Stored data
--- Start ---

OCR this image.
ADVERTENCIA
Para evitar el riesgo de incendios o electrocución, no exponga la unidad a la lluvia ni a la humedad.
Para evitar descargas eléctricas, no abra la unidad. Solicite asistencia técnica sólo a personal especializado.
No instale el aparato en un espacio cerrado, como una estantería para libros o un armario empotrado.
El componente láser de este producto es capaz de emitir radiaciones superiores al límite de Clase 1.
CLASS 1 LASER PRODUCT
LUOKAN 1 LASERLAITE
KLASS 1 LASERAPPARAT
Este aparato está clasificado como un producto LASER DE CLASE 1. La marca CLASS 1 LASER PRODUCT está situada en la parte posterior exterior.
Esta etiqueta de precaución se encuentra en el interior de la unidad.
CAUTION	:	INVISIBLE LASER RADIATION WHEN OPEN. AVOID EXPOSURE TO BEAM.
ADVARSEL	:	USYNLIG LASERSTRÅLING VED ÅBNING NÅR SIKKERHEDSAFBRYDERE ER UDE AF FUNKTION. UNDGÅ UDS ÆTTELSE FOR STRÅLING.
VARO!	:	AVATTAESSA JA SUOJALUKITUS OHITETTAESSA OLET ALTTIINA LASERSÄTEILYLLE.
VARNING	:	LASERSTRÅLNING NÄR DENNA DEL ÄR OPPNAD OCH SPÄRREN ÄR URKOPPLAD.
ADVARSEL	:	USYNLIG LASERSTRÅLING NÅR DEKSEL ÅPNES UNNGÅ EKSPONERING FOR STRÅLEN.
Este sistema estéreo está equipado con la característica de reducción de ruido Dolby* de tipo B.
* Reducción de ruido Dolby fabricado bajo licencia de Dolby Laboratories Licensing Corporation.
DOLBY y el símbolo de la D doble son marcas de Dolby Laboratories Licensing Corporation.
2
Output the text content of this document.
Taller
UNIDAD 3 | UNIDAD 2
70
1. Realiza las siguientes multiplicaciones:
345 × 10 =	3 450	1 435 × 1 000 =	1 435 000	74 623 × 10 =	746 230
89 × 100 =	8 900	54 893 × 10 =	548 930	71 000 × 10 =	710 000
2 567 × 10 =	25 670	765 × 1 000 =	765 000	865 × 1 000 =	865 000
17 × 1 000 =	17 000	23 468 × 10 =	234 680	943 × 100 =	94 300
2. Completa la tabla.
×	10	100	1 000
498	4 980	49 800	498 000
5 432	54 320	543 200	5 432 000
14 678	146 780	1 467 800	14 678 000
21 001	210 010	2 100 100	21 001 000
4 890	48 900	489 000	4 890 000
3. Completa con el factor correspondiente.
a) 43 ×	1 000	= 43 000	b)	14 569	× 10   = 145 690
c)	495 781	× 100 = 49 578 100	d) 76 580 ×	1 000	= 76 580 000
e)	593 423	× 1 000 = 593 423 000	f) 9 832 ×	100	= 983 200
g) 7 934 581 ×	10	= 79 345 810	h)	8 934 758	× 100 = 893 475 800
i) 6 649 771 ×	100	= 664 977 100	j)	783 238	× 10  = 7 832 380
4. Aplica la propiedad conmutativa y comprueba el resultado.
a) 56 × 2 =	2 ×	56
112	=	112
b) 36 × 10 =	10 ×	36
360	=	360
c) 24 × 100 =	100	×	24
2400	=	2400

--- End ---

**The request**: Search the lines above for the string "Licensing", then show every one that has it.

**Correct output**:
* Reducción de ruido Dolby fabricado bajo licencia de Dolby Laboratories Licensing Corporation.
DOLBY y el símbolo de la D doble son marcas de Dolby Laboratories Licensing Corporation.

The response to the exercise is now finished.